Set problem => Select from the data all lines with the word "hiện".

**** Supplied data

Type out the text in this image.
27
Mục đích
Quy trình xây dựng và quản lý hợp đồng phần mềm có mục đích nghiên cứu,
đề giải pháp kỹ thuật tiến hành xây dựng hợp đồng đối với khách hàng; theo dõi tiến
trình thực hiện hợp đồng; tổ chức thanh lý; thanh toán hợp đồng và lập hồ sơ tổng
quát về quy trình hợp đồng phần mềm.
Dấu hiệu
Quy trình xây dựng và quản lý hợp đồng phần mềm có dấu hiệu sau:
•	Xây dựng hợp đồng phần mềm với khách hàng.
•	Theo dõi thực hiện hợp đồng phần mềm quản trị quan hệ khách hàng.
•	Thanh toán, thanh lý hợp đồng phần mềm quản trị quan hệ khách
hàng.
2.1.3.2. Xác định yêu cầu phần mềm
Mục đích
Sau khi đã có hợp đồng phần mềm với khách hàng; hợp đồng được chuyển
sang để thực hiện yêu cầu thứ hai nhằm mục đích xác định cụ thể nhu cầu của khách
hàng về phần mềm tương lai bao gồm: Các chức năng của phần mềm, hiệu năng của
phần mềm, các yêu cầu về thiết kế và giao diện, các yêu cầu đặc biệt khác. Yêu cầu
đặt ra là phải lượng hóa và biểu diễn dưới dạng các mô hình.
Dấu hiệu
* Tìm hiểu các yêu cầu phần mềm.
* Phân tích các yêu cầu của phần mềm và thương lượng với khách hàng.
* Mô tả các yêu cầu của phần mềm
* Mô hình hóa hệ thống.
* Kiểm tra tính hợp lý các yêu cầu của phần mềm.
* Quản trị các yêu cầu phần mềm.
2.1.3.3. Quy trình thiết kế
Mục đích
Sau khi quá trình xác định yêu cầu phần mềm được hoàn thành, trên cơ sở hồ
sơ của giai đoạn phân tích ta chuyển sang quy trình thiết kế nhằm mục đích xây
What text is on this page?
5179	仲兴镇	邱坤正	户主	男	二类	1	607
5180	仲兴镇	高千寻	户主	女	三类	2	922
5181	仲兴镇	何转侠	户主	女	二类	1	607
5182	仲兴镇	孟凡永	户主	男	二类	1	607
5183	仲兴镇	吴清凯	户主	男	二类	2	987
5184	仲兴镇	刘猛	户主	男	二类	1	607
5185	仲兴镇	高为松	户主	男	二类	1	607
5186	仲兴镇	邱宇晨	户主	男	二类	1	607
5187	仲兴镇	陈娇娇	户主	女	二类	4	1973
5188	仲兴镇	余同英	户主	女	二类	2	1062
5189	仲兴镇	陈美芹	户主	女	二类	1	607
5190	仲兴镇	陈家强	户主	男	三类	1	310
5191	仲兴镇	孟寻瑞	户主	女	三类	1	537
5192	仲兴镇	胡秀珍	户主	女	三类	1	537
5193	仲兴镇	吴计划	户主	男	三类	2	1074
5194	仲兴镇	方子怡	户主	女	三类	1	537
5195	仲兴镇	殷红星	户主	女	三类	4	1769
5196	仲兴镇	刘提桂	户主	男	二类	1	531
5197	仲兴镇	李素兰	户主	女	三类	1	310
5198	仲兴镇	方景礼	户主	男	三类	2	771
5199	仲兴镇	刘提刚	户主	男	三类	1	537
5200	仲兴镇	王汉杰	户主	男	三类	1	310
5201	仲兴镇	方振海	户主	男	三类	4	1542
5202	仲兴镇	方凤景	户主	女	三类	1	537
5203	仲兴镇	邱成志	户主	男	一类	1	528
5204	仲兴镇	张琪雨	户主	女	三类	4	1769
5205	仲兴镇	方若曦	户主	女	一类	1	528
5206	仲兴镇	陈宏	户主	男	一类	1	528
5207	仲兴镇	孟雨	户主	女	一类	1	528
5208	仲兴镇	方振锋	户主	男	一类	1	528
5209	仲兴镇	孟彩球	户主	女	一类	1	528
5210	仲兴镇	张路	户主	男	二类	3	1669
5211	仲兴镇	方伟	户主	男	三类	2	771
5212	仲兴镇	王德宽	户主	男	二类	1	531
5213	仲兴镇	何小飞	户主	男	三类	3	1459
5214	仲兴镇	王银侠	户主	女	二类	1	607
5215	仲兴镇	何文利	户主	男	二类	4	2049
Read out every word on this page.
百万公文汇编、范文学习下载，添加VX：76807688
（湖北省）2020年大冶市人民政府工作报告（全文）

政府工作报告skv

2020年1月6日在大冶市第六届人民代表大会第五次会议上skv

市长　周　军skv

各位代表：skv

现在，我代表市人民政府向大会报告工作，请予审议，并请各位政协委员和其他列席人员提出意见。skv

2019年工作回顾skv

********

Result for this exercise =>
trình thực hiện hợp đồng; tổ chức thanh lý; thanh toán hợp đồng và lập hồ sơ tổng
•	Theo dõi thực hiện hợp đồng phần mềm quản trị quan hệ khách hàng.
sang để thực hiện yêu cầu thứ hai nhằm mục đích xác định cụ thể nhu cầu của khách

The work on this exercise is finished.